┌─ TEXTE AFFICHÉ

En toile de fond du G20, la nouvelle phase de la crise américaine se précise, les Etats-Unis s’apprêtant à rejoindre l’Europe.

L’estimation de croissance de l’année est en baisse, passant de 3% à 2,7%. Une croissance du PIB bien trop insuffisante pour faire baisser le chômage. Le département du commerce a enregistré « une révision à la hausse des importations et une révision à la baisse des dépenses de consommation », des éléments négatifs qui ne sont que partiellement compensés par « une révision à la hausse des exportations et des variations de stocks des entreprises ». Qu’en sera-t-il dans les mois à venir ?

Alors que s’est révélé en Europe le mélange détonnant que représente la combinaison de la crise de la dette publique et de la fragilité du système bancaire privé, il se confirme qu’il n’y a plus de recours possible, les finances publiques ne pouvant plus être mises à contribution comme elles l’ont été. La balle est donc renvoyée aux marchés, qui ne savent pas quoi en faire si ce n’est encore accentuer les déséquilibres.

└─

## OBJECTIF
Réécrivez le passage du texte sur la crise américaine compris entre « L’estimation de croissance » et « mois à venir ? », bornes incluses, en mettant « sous-emploi » à la place de « chômage ».

┌─ FICHES FOURNIES

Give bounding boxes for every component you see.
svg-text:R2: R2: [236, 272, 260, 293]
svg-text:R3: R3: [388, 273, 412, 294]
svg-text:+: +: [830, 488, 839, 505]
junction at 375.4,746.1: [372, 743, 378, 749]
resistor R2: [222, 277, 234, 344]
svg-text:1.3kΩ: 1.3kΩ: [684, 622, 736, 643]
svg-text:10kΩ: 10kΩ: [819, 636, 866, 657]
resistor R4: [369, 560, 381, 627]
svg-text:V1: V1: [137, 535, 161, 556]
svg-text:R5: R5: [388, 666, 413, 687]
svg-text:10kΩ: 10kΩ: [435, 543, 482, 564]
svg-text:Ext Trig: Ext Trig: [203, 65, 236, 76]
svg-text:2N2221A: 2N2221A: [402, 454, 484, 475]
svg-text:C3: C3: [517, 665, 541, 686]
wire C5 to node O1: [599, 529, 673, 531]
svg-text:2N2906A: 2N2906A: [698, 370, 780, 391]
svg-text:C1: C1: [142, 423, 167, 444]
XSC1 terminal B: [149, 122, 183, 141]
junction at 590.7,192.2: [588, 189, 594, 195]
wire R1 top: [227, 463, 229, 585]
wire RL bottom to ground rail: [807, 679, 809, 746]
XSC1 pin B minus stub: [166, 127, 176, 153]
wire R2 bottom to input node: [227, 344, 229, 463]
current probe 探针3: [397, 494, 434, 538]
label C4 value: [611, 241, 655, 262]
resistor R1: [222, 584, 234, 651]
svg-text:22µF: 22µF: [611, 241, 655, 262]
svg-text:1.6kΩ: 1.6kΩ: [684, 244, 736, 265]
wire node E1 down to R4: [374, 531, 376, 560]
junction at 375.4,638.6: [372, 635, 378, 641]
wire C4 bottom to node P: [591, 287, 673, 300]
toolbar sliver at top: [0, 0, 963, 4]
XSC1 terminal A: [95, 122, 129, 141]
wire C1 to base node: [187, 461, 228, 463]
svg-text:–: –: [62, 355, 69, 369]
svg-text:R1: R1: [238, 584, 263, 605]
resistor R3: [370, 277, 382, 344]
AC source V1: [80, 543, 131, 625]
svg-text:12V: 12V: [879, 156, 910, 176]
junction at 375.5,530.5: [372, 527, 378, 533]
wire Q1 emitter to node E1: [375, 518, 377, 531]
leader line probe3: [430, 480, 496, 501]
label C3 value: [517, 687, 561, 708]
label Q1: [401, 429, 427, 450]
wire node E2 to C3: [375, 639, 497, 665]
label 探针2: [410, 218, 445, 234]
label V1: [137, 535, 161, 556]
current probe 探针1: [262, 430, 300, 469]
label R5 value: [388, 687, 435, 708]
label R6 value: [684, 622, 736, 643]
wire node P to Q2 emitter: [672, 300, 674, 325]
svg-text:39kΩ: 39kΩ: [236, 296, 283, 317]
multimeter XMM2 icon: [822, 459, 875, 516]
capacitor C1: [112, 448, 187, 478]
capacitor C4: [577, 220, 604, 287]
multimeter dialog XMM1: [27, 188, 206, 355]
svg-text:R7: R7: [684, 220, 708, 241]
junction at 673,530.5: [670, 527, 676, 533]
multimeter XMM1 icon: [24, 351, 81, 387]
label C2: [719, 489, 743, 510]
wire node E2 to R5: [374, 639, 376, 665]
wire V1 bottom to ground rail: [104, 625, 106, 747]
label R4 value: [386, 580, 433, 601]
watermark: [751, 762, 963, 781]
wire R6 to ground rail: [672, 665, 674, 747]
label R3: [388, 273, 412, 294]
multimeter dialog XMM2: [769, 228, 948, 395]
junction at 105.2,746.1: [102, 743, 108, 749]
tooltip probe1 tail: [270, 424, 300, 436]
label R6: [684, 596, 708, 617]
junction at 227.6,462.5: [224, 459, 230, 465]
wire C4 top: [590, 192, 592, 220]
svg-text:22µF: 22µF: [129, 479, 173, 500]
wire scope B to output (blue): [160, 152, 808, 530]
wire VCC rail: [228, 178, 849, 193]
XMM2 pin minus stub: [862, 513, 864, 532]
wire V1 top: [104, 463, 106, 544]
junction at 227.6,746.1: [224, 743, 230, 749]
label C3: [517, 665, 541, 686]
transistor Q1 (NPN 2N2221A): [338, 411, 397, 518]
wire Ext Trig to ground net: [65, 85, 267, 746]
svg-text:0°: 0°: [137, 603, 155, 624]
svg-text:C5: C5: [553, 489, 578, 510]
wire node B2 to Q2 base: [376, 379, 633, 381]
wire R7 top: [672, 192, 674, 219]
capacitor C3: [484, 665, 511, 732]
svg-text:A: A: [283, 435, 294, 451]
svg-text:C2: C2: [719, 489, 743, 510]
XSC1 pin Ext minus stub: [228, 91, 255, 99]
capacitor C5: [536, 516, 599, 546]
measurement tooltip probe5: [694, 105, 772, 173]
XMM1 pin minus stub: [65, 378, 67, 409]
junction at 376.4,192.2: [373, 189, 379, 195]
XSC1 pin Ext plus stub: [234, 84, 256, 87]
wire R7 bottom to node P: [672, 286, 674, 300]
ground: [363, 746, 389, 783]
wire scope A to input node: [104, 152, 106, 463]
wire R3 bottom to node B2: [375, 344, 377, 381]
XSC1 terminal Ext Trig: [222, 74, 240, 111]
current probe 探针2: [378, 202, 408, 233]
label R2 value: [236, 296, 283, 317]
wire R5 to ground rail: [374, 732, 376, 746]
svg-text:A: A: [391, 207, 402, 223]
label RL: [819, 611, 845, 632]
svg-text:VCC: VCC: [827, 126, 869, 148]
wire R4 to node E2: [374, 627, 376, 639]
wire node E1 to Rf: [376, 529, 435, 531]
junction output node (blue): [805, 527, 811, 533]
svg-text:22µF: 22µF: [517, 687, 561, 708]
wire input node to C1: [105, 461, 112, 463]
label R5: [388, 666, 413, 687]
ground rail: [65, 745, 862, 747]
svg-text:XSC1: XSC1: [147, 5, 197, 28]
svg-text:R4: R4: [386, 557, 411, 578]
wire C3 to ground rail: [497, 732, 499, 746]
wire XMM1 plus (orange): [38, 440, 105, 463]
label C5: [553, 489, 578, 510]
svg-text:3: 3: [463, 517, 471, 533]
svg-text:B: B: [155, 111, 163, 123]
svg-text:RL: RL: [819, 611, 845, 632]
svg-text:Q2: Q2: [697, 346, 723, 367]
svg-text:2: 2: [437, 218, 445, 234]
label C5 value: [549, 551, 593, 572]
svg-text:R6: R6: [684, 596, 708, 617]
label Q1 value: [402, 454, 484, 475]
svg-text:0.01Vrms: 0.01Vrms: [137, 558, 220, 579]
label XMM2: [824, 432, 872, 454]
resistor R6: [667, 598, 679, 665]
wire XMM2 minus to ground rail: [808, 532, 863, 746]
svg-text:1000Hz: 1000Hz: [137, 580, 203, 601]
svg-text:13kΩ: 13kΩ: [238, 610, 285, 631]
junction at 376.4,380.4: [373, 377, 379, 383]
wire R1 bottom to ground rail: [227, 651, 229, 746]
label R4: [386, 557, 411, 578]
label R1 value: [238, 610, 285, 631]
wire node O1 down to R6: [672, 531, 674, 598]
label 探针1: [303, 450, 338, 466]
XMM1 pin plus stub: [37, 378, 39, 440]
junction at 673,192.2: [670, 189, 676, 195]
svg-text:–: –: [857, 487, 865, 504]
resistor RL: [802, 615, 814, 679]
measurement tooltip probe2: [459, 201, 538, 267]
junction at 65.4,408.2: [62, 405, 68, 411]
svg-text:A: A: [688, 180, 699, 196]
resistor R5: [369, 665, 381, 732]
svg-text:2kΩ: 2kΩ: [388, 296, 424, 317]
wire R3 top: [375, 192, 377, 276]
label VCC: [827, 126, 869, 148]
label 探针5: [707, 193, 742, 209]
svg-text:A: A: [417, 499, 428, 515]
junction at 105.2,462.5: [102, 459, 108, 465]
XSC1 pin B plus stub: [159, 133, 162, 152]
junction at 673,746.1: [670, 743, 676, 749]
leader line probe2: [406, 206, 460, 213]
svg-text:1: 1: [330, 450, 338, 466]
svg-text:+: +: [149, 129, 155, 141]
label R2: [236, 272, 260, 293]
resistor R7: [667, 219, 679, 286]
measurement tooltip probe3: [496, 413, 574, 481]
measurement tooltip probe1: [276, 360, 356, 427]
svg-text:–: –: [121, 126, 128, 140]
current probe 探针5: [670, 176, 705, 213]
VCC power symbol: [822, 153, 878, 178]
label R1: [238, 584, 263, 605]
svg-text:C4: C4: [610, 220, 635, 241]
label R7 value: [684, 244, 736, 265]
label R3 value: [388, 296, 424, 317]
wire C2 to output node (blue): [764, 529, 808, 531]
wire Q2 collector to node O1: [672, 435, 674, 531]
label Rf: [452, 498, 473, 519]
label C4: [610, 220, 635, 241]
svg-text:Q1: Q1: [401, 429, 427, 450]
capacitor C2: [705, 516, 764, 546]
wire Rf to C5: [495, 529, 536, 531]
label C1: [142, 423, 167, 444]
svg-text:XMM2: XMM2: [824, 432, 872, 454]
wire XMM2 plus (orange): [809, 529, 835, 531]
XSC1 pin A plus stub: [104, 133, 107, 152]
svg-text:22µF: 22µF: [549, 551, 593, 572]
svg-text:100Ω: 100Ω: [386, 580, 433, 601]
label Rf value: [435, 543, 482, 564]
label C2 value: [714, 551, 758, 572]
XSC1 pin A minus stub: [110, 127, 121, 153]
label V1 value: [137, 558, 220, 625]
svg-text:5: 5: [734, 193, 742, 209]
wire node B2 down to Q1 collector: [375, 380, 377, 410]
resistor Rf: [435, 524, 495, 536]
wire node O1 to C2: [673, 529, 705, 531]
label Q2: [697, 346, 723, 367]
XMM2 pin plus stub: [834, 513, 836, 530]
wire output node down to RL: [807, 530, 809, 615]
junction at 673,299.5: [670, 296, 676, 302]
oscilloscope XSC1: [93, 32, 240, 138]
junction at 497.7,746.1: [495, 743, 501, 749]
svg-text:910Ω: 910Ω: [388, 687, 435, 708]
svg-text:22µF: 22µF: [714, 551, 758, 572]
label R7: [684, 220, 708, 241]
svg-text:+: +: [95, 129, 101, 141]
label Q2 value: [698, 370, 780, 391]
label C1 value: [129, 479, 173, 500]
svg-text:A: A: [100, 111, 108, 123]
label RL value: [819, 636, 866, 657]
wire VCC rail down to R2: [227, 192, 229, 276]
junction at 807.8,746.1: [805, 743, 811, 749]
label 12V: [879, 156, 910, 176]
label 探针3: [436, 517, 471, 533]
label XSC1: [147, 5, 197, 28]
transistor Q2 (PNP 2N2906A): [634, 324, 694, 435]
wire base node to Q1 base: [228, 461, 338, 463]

└─
┌─ FICHES FOURNIES

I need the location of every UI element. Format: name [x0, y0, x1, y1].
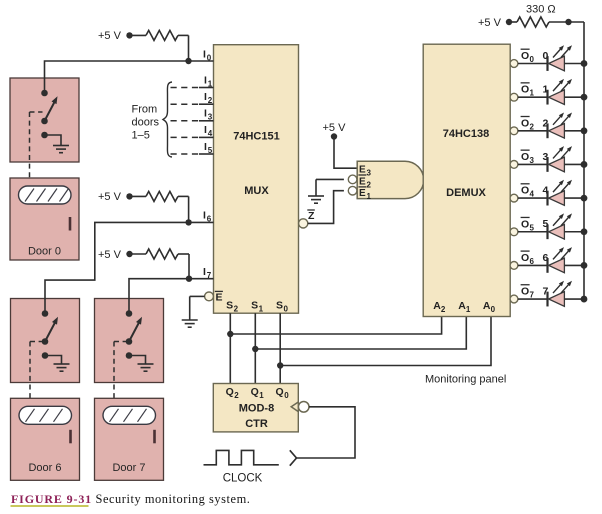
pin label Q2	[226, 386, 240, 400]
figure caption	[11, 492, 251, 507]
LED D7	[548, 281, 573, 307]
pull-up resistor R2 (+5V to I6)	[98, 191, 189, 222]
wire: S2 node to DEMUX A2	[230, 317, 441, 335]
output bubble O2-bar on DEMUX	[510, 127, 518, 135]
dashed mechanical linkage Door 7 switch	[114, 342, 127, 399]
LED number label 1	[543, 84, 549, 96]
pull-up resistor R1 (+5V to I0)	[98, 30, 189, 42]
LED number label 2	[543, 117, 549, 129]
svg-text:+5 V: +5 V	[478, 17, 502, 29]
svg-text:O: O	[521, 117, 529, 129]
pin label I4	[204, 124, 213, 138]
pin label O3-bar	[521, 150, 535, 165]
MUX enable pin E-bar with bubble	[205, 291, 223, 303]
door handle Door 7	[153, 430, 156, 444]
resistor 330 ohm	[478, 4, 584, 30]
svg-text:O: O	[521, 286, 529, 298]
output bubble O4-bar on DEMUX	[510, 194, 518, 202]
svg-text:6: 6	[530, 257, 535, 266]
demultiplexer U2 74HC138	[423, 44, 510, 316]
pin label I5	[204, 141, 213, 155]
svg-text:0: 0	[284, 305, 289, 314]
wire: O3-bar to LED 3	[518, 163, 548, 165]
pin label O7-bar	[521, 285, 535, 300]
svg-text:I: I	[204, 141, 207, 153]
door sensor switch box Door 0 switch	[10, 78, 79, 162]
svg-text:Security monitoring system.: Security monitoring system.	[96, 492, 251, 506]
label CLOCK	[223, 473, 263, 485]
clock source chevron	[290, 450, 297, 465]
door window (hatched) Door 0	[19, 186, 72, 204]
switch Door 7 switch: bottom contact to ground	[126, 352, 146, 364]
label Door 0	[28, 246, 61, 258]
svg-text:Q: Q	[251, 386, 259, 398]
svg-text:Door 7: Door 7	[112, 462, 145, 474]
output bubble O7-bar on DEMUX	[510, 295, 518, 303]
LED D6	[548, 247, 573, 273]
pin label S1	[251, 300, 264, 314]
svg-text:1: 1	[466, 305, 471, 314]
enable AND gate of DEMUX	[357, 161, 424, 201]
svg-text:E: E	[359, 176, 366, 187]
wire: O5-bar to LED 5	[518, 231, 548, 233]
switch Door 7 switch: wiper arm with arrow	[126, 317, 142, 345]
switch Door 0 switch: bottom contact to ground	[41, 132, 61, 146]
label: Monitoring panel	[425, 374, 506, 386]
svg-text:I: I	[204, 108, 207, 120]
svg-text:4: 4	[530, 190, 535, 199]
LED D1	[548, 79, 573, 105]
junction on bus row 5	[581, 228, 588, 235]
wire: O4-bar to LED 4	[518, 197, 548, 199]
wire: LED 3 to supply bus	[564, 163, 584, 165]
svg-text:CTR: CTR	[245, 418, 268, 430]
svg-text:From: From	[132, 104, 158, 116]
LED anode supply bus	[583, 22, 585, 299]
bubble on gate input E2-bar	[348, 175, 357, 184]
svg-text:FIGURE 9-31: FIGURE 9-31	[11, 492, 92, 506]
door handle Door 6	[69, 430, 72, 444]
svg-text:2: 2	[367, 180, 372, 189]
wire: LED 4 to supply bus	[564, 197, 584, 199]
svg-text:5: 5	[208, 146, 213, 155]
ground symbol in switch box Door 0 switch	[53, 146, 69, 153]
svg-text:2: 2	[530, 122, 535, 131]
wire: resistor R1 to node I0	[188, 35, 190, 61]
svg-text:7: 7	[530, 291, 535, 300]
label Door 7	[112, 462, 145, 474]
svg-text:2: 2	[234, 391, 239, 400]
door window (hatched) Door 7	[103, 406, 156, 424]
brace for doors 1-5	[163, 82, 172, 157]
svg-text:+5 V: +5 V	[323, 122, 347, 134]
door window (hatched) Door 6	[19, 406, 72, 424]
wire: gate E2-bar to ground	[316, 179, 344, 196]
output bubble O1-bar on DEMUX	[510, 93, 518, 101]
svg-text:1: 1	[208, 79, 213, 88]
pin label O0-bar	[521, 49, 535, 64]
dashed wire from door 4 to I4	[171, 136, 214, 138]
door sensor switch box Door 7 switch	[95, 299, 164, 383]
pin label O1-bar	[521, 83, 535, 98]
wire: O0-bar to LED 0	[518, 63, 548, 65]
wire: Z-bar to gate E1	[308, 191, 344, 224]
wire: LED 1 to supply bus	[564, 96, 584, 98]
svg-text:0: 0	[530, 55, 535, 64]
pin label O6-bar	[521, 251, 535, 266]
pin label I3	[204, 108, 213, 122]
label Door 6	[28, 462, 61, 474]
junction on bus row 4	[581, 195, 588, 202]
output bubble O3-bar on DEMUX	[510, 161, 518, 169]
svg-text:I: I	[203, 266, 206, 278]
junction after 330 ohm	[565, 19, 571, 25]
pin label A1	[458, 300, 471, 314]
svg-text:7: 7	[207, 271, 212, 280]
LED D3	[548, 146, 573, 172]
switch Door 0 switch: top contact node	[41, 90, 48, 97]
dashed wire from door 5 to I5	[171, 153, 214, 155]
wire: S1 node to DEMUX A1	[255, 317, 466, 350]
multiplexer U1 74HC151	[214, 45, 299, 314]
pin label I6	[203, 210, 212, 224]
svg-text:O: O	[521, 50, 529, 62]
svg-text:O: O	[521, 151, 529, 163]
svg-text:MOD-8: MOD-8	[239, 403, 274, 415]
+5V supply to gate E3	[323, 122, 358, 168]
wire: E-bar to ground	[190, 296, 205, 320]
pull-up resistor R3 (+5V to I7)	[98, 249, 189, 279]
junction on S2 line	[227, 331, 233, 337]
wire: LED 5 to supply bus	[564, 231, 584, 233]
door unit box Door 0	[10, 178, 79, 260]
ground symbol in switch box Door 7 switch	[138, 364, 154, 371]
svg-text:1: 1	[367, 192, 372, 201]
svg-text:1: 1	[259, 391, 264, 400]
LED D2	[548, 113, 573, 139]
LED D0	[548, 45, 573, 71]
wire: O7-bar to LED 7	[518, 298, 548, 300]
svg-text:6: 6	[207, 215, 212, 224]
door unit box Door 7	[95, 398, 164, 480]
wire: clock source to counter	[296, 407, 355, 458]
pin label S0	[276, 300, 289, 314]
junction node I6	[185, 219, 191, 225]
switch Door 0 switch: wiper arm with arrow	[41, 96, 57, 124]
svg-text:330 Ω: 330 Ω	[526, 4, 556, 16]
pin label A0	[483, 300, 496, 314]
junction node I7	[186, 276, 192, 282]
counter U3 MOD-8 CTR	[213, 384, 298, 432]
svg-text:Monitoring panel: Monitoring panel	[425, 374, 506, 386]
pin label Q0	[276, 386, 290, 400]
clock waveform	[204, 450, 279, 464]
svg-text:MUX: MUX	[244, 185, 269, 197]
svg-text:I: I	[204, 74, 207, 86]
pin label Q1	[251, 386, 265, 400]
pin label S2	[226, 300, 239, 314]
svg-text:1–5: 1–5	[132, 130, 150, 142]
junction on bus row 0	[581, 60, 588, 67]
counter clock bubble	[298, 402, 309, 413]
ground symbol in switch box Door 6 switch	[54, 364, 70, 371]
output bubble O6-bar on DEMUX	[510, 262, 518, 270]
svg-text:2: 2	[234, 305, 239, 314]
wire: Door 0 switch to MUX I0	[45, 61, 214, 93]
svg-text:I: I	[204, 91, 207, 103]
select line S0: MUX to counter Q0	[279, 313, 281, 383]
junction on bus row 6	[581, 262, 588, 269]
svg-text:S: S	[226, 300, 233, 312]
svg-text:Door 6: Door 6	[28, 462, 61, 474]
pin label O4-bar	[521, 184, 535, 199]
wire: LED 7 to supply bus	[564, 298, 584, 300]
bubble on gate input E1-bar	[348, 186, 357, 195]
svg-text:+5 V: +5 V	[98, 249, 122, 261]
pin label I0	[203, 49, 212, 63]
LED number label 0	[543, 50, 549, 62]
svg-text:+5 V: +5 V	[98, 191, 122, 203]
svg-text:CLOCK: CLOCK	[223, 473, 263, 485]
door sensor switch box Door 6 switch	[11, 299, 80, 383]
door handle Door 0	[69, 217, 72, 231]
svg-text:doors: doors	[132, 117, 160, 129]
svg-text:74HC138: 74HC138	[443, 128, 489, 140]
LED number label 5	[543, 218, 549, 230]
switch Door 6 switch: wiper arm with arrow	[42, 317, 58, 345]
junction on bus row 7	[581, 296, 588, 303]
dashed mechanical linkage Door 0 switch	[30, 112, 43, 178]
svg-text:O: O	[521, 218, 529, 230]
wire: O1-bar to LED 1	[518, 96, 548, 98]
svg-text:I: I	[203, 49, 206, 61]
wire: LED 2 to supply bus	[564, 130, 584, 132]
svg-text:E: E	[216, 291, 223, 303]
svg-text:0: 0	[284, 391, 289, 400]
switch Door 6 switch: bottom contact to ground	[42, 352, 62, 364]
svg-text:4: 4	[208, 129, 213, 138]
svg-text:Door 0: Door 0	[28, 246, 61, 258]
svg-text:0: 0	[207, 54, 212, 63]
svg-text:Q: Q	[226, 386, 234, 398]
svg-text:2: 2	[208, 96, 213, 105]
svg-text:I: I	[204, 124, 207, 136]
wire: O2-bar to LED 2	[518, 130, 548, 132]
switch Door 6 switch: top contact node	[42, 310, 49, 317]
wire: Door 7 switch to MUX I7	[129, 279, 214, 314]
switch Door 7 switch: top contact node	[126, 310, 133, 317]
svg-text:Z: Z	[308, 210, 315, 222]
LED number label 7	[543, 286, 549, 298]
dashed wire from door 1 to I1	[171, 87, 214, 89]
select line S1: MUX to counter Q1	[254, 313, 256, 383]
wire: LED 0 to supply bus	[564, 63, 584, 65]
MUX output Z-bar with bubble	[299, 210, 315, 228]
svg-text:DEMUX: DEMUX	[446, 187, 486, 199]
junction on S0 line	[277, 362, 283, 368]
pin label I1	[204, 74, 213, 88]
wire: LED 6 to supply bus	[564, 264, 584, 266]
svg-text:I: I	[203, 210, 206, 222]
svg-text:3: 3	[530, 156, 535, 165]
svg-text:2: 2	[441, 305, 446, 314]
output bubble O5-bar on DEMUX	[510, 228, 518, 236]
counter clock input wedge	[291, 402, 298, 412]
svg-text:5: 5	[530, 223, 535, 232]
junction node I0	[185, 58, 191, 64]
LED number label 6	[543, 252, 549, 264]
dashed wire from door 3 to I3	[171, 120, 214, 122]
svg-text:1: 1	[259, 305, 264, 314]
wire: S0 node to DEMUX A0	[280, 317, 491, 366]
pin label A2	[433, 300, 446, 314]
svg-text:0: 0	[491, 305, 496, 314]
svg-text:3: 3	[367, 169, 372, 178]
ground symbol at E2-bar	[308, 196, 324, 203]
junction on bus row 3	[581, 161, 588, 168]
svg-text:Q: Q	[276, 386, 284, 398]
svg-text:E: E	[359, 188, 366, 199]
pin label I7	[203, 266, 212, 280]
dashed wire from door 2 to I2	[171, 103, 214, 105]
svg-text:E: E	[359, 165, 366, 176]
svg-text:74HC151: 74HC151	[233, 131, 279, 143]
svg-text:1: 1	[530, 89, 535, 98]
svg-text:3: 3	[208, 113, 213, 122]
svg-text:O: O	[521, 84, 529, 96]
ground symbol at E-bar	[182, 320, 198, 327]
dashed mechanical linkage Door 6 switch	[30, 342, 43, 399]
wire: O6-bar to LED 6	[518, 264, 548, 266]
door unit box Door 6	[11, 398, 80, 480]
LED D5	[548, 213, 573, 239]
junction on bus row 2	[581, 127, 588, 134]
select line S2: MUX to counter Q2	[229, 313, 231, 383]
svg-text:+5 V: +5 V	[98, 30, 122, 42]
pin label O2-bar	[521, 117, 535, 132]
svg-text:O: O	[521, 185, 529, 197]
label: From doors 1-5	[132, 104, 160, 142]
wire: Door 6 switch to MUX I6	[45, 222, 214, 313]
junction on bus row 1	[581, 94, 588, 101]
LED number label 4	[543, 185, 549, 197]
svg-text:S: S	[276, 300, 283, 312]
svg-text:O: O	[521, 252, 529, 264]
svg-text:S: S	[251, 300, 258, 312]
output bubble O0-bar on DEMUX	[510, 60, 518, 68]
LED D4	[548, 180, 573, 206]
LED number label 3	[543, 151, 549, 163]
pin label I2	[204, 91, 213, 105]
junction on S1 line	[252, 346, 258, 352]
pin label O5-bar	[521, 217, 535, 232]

└─

## RÉPONSE
L’estimation de croissance de l’année est en baisse, passant de 3% à 2,7%. Une croissance du PIB bien trop insuffisante pour faire baisser le sous-emploi. Le département du commerce a enregistré « une révision à la hausse des importations et une révision à la baisse des dépenses de consommation », des éléments négatifs qui ne sont que partiellement compensés par « une révision à la hausse des exportations et des variations de stocks des entreprises ». Qu’en sera-t-il dans les mois à venir ?